■ DIRECTIVE ■
Leave out any picture and return the remaining listing below exactly as given.

(Records from a data collection)

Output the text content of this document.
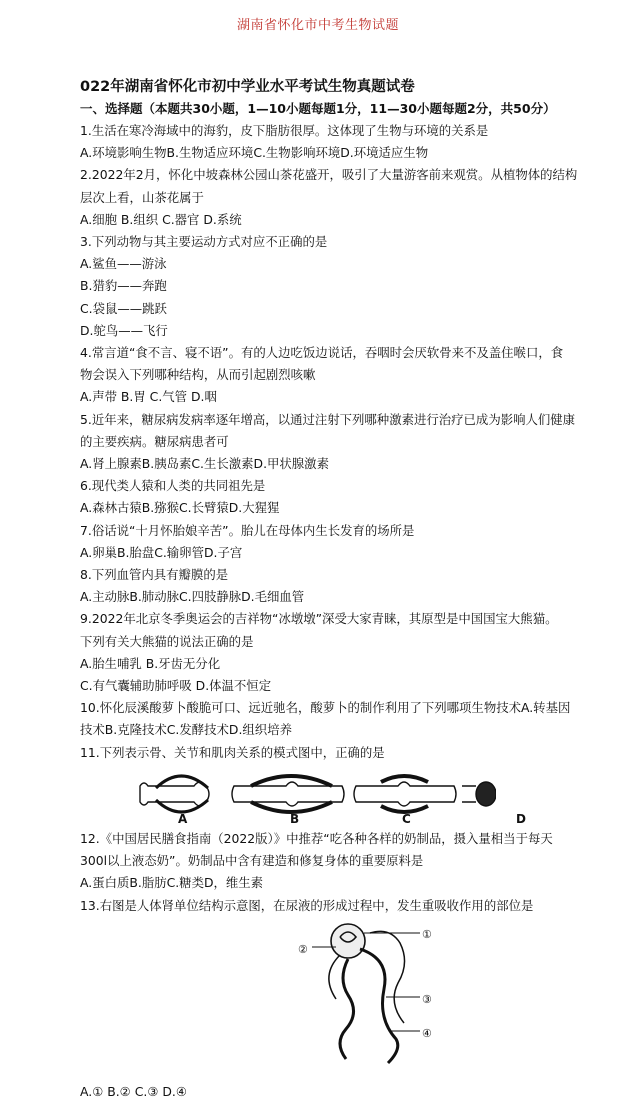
湖南省怀化市中考生物试题
022年湖南省怀化市初中学业水平考试生物真题试卷
一、选择题（本题共30小题，1—10小题每题1分，11—30小题每题2分，共50分）
1.生活在寒冷海域中的海豹，皮下脂肪很厚。这体现了生物与环境的关系是
A.环境影响生物B.生物适应环境C.生物影响环境D.环境适应生物
2.2022年2月，怀化中坡森林公园山茶花盛开，吸引了大量游客前来观赏。从植物体的结构
层次上看，山茶花属于
A.细胞 B.组织 C.器官 D.系统
3.下列动物与其主要运动方式对应不正确的是
A.鲨鱼——游泳
B.猎豹——奔跑
C.袋鼠——跳跃
D.鸵鸟——飞行
4.常言道“食不言、寝不语”。有的人边吃饭边说话，吞咽时会厌软骨来不及盖住喉口，食
物会误入下列哪种结构，从而引起剧烈咳嗽
A.声带 B.胃 C.气管 D.咽
5.近年来，糖尿病发病率逐年增高，以通过注射下列哪种激素进行治疗已成为影响人们健康
的主要疾病。糖尿病患者可
A.肾上腺素B.胰岛素C.生长激素D.甲状腺激素
6.现代类人猿和人类的共同祖先是
A.森林古猿B.猕猴C.长臂猿D.大猩猩
7.俗话说“十月怀胎娘辛苦”。胎儿在母体内生长发育的场所是
A.卵巢B.胎盘C.输卵管D.子宫
8.下列血管内具有瓣膜的是
A.主动脉B.肺动脉C.四肢静脉D.毛细血管
9.2022年北京冬季奥运会的吉祥物“冰墩墩”深受大家青睐，其原型是中国国宝大熊猫。
下列有关大熊猫的说法正确的是
A.胎生哺乳 B.牙齿无分化
C.有气囊辅助肺呼吸 D.体温不恒定
10.怀化辰溪酸萝卜酸脆可口、远近驰名，酸萝卜的制作利用了下列哪项生物技术A.转基因
技术B.克隆技术C.发酵技术D.组织培养
11.下列表示骨、关节和肌肉关系的模式图中，正确的是
A	B	C	D
12.《中国居民膳食指南（2022版）》中推荐“吃各种各样的奶制品，摄入量相当于每天
300l以上液态奶”。奶制品中含有建造和修复身体的重要原料是
A.蛋白质B.脂肪C.糖类D，维生素
13.右图是人体肾单位结构示意图，在尿液的形成过程中，发生重吸收作用的部位是
①
②
③
④
A.① B.② C.③ D.④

■ FINAL RESULT ■
Output the text content of this document.
湖南省怀化市中考生物试题
022年湖南省怀化市初中学业水平考试生物真题试卷
一、选择题（本题共30小题，1—10小题每题1分，11—30小题每题2分，共50分）
1.生活在寒冷海域中的海豹，皮下脂肪很厚。这体现了生物与环境的关系是
A.环境影响生物B.生物适应环境C.生物影响环境D.环境适应生物
2.2022年2月，怀化中坡森林公园山茶花盛开，吸引了大量游客前来观赏。从植物体的结构
层次上看，山茶花属于
A.细胞 B.组织 C.器官 D.系统
3.下列动物与其主要运动方式对应不正确的是
A.鲨鱼——游泳
B.猎豹——奔跑
C.袋鼠——跳跃
D.鸵鸟——飞行
4.常言道“食不言、寝不语”。有的人边吃饭边说话，吞咽时会厌软骨来不及盖住喉口，食
物会误入下列哪种结构，从而引起剧烈咳嗽
A.声带 B.胃 C.气管 D.咽
5.近年来，糖尿病发病率逐年增高，以通过注射下列哪种激素进行治疗已成为影响人们健康
的主要疾病。糖尿病患者可
A.肾上腺素B.胰岛素C.生长激素D.甲状腺激素
6.现代类人猿和人类的共同祖先是
A.森林古猿B.猕猴C.长臂猿D.大猩猩
7.俗话说“十月怀胎娘辛苦”。胎儿在母体内生长发育的场所是
A.卵巢B.胎盘C.输卵管D.子宫
8.下列血管内具有瓣膜的是
A.主动脉B.肺动脉C.四肢静脉D.毛细血管
9.2022年北京冬季奥运会的吉祥物“冰墩墩”深受大家青睐，其原型是中国国宝大熊猫。
下列有关大熊猫的说法正确的是
A.胎生哺乳 B.牙齿无分化
C.有气囊辅助肺呼吸 D.体温不恒定
10.怀化辰溪酸萝卜酸脆可口、远近驰名，酸萝卜的制作利用了下列哪项生物技术A.转基因
技术B.克隆技术C.发酵技术D.组织培养
11.下列表示骨、关节和肌肉关系的模式图中，正确的是
A	B	C	D
12.《中国居民膳食指南（2022版）》中推荐“吃各种各样的奶制品，摄入量相当于每天
300l以上液态奶”。奶制品中含有建造和修复身体的重要原料是
A.蛋白质B.脂肪C.糖类D，维生素
13.右图是人体肾单位结构示意图，在尿液的形成过程中，发生重吸收作用的部位是
①
②
③
④
A.① B.② C.③ D.④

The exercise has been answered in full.